*What you should do*
Retype the whole listing, please, keeping every line exact and dropping the pictures.
-- START OF Information given --
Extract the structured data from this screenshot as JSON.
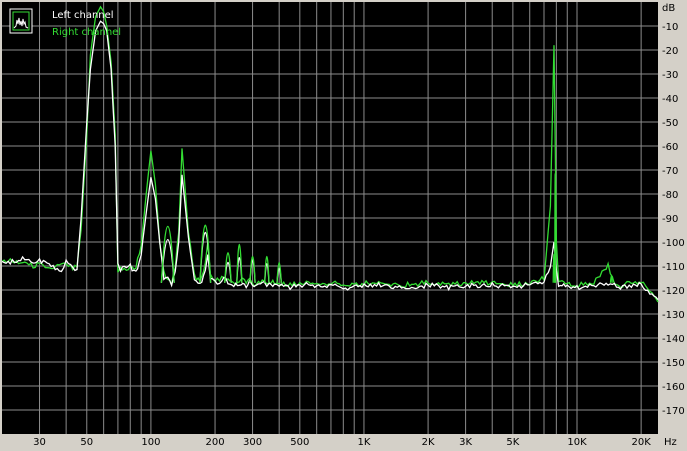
{
  "chart_data": {
    "type": "line",
    "title": "",
    "xlabel": "Hz",
    "ylabel": "dB",
    "x_scale": "log",
    "xlim": [
      20,
      24000
    ],
    "ylim": [
      -180,
      0
    ],
    "grid": true,
    "legend_placement": "top-left",
    "x_tick_labels": [
      {
        "value": 30,
        "label": "30"
      },
      {
        "value": 50,
        "label": "50"
      },
      {
        "value": 100,
        "label": "100"
      },
      {
        "value": 200,
        "label": "200"
      },
      {
        "value": 300,
        "label": "300"
      },
      {
        "value": 500,
        "label": "500"
      },
      {
        "value": 1000,
        "label": "1K"
      },
      {
        "value": 2000,
        "label": "2K"
      },
      {
        "value": 3000,
        "label": "3K"
      },
      {
        "value": 5000,
        "label": "5K"
      },
      {
        "value": 10000,
        "label": "10K"
      },
      {
        "value": 20000,
        "label": "20K"
      }
    ],
    "y_ticks": [
      -10,
      -20,
      -30,
      -40,
      -50,
      -60,
      -70,
      -80,
      -90,
      -100,
      -110,
      -120,
      -130,
      -140,
      -150,
      -160,
      -170
    ],
    "colors": {
      "background": "#000000",
      "grid": "#8c8c8c",
      "frame": "#d4d0c8"
    },
    "series": [
      {
        "name": "Left channel",
        "color": "#ffffff",
        "x": [
          20,
          25,
          28,
          30,
          34,
          38,
          40,
          43,
          45,
          47,
          50,
          52,
          55,
          58,
          60,
          62,
          65,
          68,
          70,
          72,
          75,
          80,
          85,
          90,
          95,
          100,
          105,
          110,
          115,
          120,
          125,
          130,
          135,
          140,
          150,
          160,
          170,
          180,
          185,
          190,
          200,
          210,
          220,
          230,
          235,
          240,
          250,
          260,
          270,
          280,
          290,
          300,
          310,
          320,
          340,
          350,
          360,
          380,
          400,
          420,
          440,
          460,
          480,
          500,
          550,
          600,
          700,
          800,
          900,
          1000,
          1200,
          1500,
          2000,
          2500,
          3000,
          3500,
          4000,
          5000,
          6000,
          7000,
          7500,
          7800,
          8000,
          8200,
          8500,
          9000,
          10000,
          12000,
          14000,
          15000,
          16000,
          18000,
          20000,
          22000,
          24000
        ],
        "y": [
          -109,
          -107,
          -109,
          -108,
          -110,
          -112,
          -108,
          -110,
          -112,
          -90,
          -50,
          -28,
          -12,
          -8,
          -9,
          -12,
          -28,
          -60,
          -108,
          -112,
          -110,
          -110,
          -113,
          -105,
          -88,
          -73,
          -82,
          -100,
          -115,
          -114,
          -118,
          -112,
          -100,
          -72,
          -98,
          -116,
          -118,
          -112,
          -106,
          -115,
          -116,
          -118,
          -115,
          -117,
          -118,
          -117,
          -118,
          -118,
          -117,
          -118,
          -116,
          -118,
          -118,
          -118,
          -117,
          -118,
          -118,
          -118,
          -119,
          -118,
          -119,
          -119,
          -118,
          -118,
          -118,
          -119,
          -118,
          -119,
          -119,
          -118,
          -118,
          -119,
          -118,
          -119,
          -118,
          -118,
          -118,
          -119,
          -118,
          -117,
          -110,
          -100,
          -112,
          -118,
          -118,
          -118,
          -119,
          -118,
          -118,
          -118,
          -119,
          -118,
          -118,
          -122,
          -124
        ]
      },
      {
        "name": "Right channel",
        "color": "#33dd33",
        "x": [
          20,
          25,
          28,
          30,
          34,
          38,
          40,
          43,
          45,
          47,
          50,
          52,
          55,
          58,
          60,
          62,
          65,
          68,
          70,
          72,
          75,
          80,
          85,
          90,
          95,
          100,
          105,
          110,
          115,
          120,
          125,
          130,
          135,
          140,
          150,
          160,
          170,
          180,
          185,
          190,
          200,
          210,
          220,
          230,
          235,
          240,
          250,
          260,
          270,
          280,
          290,
          300,
          310,
          320,
          340,
          350,
          360,
          380,
          400,
          420,
          440,
          460,
          480,
          500,
          550,
          600,
          700,
          800,
          900,
          1000,
          1200,
          1500,
          2000,
          2500,
          3000,
          3500,
          4000,
          5000,
          6000,
          7000,
          7500,
          7800,
          8000,
          8200,
          8500,
          9000,
          10000,
          12000,
          14000,
          15000,
          16000,
          18000,
          20000,
          22000,
          24000
        ],
        "y": [
          -108,
          -108,
          -110,
          -109,
          -111,
          -110,
          -109,
          -111,
          -110,
          -95,
          -55,
          -22,
          -6,
          -2,
          -4,
          -10,
          -25,
          -55,
          -112,
          -110,
          -112,
          -111,
          -110,
          -102,
          -80,
          -62,
          -76,
          -100,
          -112,
          -116,
          -117,
          -110,
          -96,
          -61,
          -96,
          -114,
          -117,
          -109,
          -100,
          -114,
          -116,
          -116,
          -114,
          -116,
          -117,
          -116,
          -117,
          -117,
          -116,
          -117,
          -115,
          -117,
          -118,
          -117,
          -116,
          -117,
          -117,
          -117,
          -118,
          -117,
          -118,
          -118,
          -117,
          -117,
          -117,
          -118,
          -117,
          -118,
          -118,
          -117,
          -117,
          -118,
          -117,
          -118,
          -117,
          -117,
          -117,
          -118,
          -117,
          -115,
          -85,
          -18,
          -100,
          -117,
          -117,
          -117,
          -118,
          -117,
          -110,
          -117,
          -118,
          -117,
          -117,
          -120,
          -125
        ]
      }
    ],
    "peaks": [
      {
        "series": 0,
        "f": 120,
        "db": -73,
        "w": 0.03
      },
      {
        "series": 1,
        "f": 120,
        "db": -62,
        "w": 0.03
      },
      {
        "series": 0,
        "f": 180,
        "db": -67,
        "w": 0.025
      },
      {
        "series": 1,
        "f": 180,
        "db": -61,
        "w": 0.025
      },
      {
        "series": 0,
        "f": 230,
        "db": -92,
        "w": 0.015
      },
      {
        "series": 1,
        "f": 230,
        "db": -84,
        "w": 0.015
      },
      {
        "series": 0,
        "f": 260,
        "db": -88,
        "w": 0.012
      },
      {
        "series": 1,
        "f": 260,
        "db": -77,
        "w": 0.012
      },
      {
        "series": 0,
        "f": 300,
        "db": -90,
        "w": 0.012
      },
      {
        "series": 1,
        "f": 300,
        "db": -87,
        "w": 0.012
      },
      {
        "series": 0,
        "f": 350,
        "db": -93,
        "w": 0.01
      },
      {
        "series": 1,
        "f": 350,
        "db": -87,
        "w": 0.01
      },
      {
        "series": 0,
        "f": 400,
        "db": -97,
        "w": 0.01
      },
      {
        "series": 1,
        "f": 400,
        "db": -92,
        "w": 0.01
      },
      {
        "series": 1,
        "f": 7800,
        "db": -85,
        "w": 0.004
      },
      {
        "series": 1,
        "f": 7900,
        "db": -18,
        "w": 0.002
      },
      {
        "series": 1,
        "f": 14500,
        "db": -103,
        "w": 0.004
      }
    ]
  },
  "legend": {
    "items": [
      "Left channel",
      "Right channel"
    ]
  },
  "axis_labels": {
    "y_unit": "dB",
    "x_unit": "Hz"
  }
}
-- END OF Information given --
*Written answer*
Extract the structured data from this screenshot as JSON.
{
  "chart_data": {
    "type": "line",
    "title": "",
    "xlabel": "Hz",
    "ylabel": "dB",
    "x_scale": "log",
    "xlim": [
      20,
      24000
    ],
    "ylim": [
      -180,
      0
    ],
    "grid": true,
    "legend_placement": "top-left",
    "x_tick_labels": [
      {
        "value": 30,
        "label": "30"
      },
      {
        "value": 50,
        "label": "50"
      },
      {
        "value": 100,
        "label": "100"
      },
      {
        "value": 200,
        "label": "200"
      },
      {
        "value": 300,
        "label": "300"
      },
      {
        "value": 500,
        "label": "500"
      },
      {
        "value": 1000,
        "label": "1K"
      },
      {
        "value": 2000,
        "label": "2K"
      },
      {
        "value": 3000,
        "label": "3K"
      },
      {
        "value": 5000,
        "label": "5K"
      },
      {
        "value": 10000,
        "label": "10K"
      },
      {
        "value": 20000,
        "label": "20K"
      }
    ],
    "y_ticks": [
      -10,
      -20,
      -30,
      -40,
      -50,
      -60,
      -70,
      -80,
      -90,
      -100,
      -110,
      -120,
      -130,
      -140,
      -150,
      -160,
      -170
    ],
    "colors": {
      "background": "#000000",
      "grid": "#8c8c8c",
      "frame": "#d4d0c8"
    },
    "series": [
      {
        "name": "Left channel",
        "color": "#ffffff",
        "x": [
          20,
          25,
          28,
          30,
          34,
          38,
          40,
          43,
          45,
          47,
          50,
          52,
          55,
          58,
          60,
          62,
          65,
          68,
          70,
          72,
          75,
          80,
          85,
          90,
          95,
          100,
          105,
          110,
          115,
          120,
          125,
          130,
          135,
          140,
          150,
          160,
          170,
          180,
          185,
          190,
          200,
          210,
          220,
          230,
          235,
          240,
          250,
          260,
          270,
          280,
          290,
          300,
          310,
          320,
          340,
          350,
          360,
          380,
          400,
          420,
          440,
          460,
          480,
          500,
          550,
          600,
          700,
          800,
          900,
          1000,
          1200,
          1500,
          2000,
          2500,
          3000,
          3500,
          4000,
          5000,
          6000,
          7000,
          7500,
          7800,
          8000,
          8200,
          8500,
          9000,
          10000,
          12000,
          14000,
          15000,
          16000,
          18000,
          20000,
          22000,
          24000
        ],
        "y": [
          -109,
          -107,
          -109,
          -108,
          -110,
          -112,
          -108,
          -110,
          -112,
          -90,
          -50,
          -28,
          -12,
          -8,
          -9,
          -12,
          -28,
          -60,
          -108,
          -112,
          -110,
          -110,
          -113,
          -105,
          -88,
          -73,
          -82,
          -100,
          -115,
          -114,
          -118,
          -112,
          -100,
          -72,
          -98,
          -116,
          -118,
          -112,
          -106,
          -115,
          -116,
          -118,
          -115,
          -117,
          -118,
          -117,
          -118,
          -118,
          -117,
          -118,
          -116,
          -118,
          -118,
          -118,
          -117,
          -118,
          -118,
          -118,
          -119,
          -118,
          -119,
          -119,
          -118,
          -118,
          -118,
          -119,
          -118,
          -119,
          -119,
          -118,
          -118,
          -119,
          -118,
          -119,
          -118,
          -118,
          -118,
          -119,
          -118,
          -117,
          -110,
          -100,
          -112,
          -118,
          -118,
          -118,
          -119,
          -118,
          -118,
          -118,
          -119,
          -118,
          -118,
          -122,
          -124
        ]
      },
      {
        "name": "Right channel",
        "color": "#33dd33",
        "x": [
          20,
          25,
          28,
          30,
          34,
          38,
          40,
          43,
          45,
          47,
          50,
          52,
          55,
          58,
          60,
          62,
          65,
          68,
          70,
          72,
          75,
          80,
          85,
          90,
          95,
          100,
          105,
          110,
          115,
          120,
          125,
          130,
          135,
          140,
          150,
          160,
          170,
          180,
          185,
          190,
          200,
          210,
          220,
          230,
          235,
          240,
          250,
          260,
          270,
          280,
          290,
          300,
          310,
          320,
          340,
          350,
          360,
          380,
          400,
          420,
          440,
          460,
          480,
          500,
          550,
          600,
          700,
          800,
          900,
          1000,
          1200,
          1500,
          2000,
          2500,
          3000,
          3500,
          4000,
          5000,
          6000,
          7000,
          7500,
          7800,
          8000,
          8200,
          8500,
          9000,
          10000,
          12000,
          14000,
          15000,
          16000,
          18000,
          20000,
          22000,
          24000
        ],
        "y": [
          -108,
          -108,
          -110,
          -109,
          -111,
          -110,
          -109,
          -111,
          -110,
          -95,
          -55,
          -22,
          -6,
          -2,
          -4,
          -10,
          -25,
          -55,
          -112,
          -110,
          -112,
          -111,
          -110,
          -102,
          -80,
          -62,
          -76,
          -100,
          -112,
          -116,
          -117,
          -110,
          -96,
          -61,
          -96,
          -114,
          -117,
          -109,
          -100,
          -114,
          -116,
          -116,
          -114,
          -116,
          -117,
          -116,
          -117,
          -117,
          -116,
          -117,
          -115,
          -117,
          -118,
          -117,
          -116,
          -117,
          -117,
          -117,
          -118,
          -117,
          -118,
          -118,
          -117,
          -117,
          -117,
          -118,
          -117,
          -118,
          -118,
          -117,
          -117,
          -118,
          -117,
          -118,
          -117,
          -117,
          -117,
          -118,
          -117,
          -115,
          -85,
          -18,
          -100,
          -117,
          -117,
          -117,
          -118,
          -117,
          -110,
          -117,
          -118,
          -117,
          -117,
          -120,
          -125
        ]
      }
    ],
    "peaks": [
      {
        "series": 0,
        "f": 120,
        "db": -73,
        "w": 0.03
      },
      {
        "series": 1,
        "f": 120,
        "db": -62,
        "w": 0.03
      },
      {
        "series": 0,
        "f": 180,
        "db": -67,
        "w": 0.025
      },
      {
        "series": 1,
        "f": 180,
        "db": -61,
        "w": 0.025
      },
      {
        "series": 0,
        "f": 230,
        "db": -92,
        "w": 0.015
      },
      {
        "series": 1,
        "f": 230,
        "db": -84,
        "w": 0.015
      },
      {
        "series": 0,
        "f": 260,
        "db": -88,
        "w": 0.012
      },
      {
        "series": 1,
        "f": 260,
        "db": -77,
        "w": 0.012
      },
      {
        "series": 0,
        "f": 300,
        "db": -90,
        "w": 0.012
      },
      {
        "series": 1,
        "f": 300,
        "db": -87,
        "w": 0.012
      },
      {
        "series": 0,
        "f": 350,
        "db": -93,
        "w": 0.01
      },
      {
        "series": 1,
        "f": 350,
        "db": -87,
        "w": 0.01
      },
      {
        "series": 0,
        "f": 400,
        "db": -97,
        "w": 0.01
      },
      {
        "series": 1,
        "f": 400,
        "db": -92,
        "w": 0.01
      },
      {
        "series": 1,
        "f": 7800,
        "db": -85,
        "w": 0.004
      },
      {
        "series": 1,
        "f": 7900,
        "db": -18,
        "w": 0.002
      },
      {
        "series": 1,
        "f": 14500,
        "db": -103,
        "w": 0.004
      }
    ]
  },
  "legend": {
    "items": [
      "Left channel",
      "Right channel"
    ]
  },
  "axis_labels": {
    "y_unit": "dB",
    "x_unit": "Hz"
  }
}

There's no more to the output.